§ **Working data**
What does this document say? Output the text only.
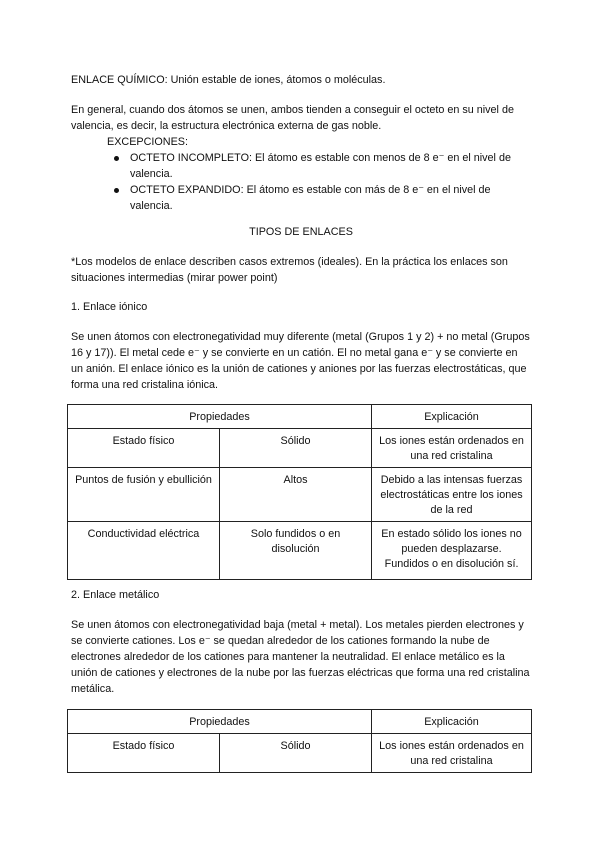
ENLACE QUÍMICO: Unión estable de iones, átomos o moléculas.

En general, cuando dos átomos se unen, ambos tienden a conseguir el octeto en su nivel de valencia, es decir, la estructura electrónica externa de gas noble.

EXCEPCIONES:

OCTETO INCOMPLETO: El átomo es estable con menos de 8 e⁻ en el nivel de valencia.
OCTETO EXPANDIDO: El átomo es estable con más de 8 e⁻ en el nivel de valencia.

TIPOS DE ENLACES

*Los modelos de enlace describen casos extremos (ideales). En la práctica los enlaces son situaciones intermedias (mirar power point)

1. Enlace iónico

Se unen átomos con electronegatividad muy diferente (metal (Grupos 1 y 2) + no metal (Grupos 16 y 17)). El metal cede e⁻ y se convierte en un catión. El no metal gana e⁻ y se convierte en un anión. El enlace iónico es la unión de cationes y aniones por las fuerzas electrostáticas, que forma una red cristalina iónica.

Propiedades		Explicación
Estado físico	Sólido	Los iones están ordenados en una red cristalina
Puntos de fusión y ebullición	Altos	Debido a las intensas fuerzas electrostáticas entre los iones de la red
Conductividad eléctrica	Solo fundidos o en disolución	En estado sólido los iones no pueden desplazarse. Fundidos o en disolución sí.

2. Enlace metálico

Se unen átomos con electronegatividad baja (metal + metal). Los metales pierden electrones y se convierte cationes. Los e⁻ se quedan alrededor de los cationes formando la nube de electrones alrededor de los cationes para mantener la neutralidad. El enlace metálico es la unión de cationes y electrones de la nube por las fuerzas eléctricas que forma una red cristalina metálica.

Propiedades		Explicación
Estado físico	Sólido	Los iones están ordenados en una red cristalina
==
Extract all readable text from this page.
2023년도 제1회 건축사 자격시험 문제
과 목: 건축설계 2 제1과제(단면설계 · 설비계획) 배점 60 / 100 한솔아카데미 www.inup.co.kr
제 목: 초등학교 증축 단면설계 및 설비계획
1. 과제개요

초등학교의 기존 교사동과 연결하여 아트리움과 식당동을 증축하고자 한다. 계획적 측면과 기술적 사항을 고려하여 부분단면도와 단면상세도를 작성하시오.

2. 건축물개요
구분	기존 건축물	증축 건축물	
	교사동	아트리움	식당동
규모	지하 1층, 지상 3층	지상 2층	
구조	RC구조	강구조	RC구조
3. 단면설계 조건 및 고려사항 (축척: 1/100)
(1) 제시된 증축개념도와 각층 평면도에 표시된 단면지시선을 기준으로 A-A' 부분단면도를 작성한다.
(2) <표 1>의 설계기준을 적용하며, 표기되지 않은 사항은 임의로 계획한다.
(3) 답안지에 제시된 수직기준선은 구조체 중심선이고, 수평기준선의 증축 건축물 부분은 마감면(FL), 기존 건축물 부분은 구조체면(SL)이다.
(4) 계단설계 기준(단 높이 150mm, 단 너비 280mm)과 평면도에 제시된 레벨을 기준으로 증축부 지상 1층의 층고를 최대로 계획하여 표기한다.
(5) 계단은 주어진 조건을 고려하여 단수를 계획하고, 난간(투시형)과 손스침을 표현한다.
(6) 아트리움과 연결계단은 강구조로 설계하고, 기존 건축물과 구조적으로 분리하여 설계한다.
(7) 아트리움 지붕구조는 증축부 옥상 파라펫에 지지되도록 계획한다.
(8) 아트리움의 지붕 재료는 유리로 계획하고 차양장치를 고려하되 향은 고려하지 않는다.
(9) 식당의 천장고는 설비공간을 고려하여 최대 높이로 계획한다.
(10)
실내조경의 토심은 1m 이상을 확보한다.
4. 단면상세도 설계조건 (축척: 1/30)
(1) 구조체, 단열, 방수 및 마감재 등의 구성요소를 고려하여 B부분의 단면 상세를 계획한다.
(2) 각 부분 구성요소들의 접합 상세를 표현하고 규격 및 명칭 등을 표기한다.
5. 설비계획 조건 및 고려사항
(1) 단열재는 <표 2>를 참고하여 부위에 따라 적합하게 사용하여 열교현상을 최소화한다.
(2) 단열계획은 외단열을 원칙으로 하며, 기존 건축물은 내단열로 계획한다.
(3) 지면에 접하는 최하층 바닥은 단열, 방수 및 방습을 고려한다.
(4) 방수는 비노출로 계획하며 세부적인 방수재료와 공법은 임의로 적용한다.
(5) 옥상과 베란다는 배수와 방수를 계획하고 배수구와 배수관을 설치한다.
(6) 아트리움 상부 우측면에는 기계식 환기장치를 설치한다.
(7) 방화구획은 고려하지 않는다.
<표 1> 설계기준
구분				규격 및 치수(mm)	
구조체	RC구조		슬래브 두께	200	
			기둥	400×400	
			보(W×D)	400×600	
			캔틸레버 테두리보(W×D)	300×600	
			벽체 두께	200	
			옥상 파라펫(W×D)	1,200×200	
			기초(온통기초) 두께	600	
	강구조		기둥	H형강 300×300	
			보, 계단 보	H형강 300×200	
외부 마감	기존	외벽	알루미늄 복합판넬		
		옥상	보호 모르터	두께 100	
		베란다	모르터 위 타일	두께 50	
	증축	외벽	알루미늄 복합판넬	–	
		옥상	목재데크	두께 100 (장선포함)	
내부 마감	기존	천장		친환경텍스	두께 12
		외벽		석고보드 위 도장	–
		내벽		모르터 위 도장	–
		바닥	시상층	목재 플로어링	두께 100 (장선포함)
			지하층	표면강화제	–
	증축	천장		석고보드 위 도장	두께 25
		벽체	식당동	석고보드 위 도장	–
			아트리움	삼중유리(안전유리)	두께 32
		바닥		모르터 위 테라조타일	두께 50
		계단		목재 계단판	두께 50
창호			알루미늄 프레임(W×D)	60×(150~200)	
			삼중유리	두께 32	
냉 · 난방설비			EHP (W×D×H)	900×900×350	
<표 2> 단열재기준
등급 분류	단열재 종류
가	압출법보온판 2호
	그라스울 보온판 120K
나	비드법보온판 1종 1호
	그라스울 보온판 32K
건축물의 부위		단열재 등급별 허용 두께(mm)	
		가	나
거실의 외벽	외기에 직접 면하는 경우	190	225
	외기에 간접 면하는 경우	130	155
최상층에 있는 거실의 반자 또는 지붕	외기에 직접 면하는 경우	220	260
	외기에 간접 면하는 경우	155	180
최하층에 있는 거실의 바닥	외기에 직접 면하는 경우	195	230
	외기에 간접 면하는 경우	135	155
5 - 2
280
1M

§ **Task to complete**
Say how many lines hold the word "valencia", giving the number and nothing else.

§ **Worked answer**
3